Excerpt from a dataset
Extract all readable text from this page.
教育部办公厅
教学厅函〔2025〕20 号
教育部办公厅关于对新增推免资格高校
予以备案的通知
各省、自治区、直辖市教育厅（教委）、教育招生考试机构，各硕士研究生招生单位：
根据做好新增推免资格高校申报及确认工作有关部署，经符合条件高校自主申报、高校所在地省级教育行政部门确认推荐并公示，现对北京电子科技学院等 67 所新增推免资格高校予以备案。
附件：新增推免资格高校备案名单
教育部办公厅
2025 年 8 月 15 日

Short exercise =>
Copy out every entry again, exactly as it was given.

Answer to the task =>
Extract all readable text from this page.
教育部办公厅
教学厅函〔2025〕20 号
教育部办公厅关于对新增推免资格高校
予以备案的通知
各省、自治区、直辖市教育厅（教委）、教育招生考试机构，各硕士研究生招生单位：
根据做好新增推免资格高校申报及确认工作有关部署，经符合条件高校自主申报、高校所在地省级教育行政部门确认推荐并公示，现对北京电子科技学院等 67 所新增推免资格高校予以备案。
附件：新增推免资格高校备案名单
教育部办公厅
2025 年 8 月 15 日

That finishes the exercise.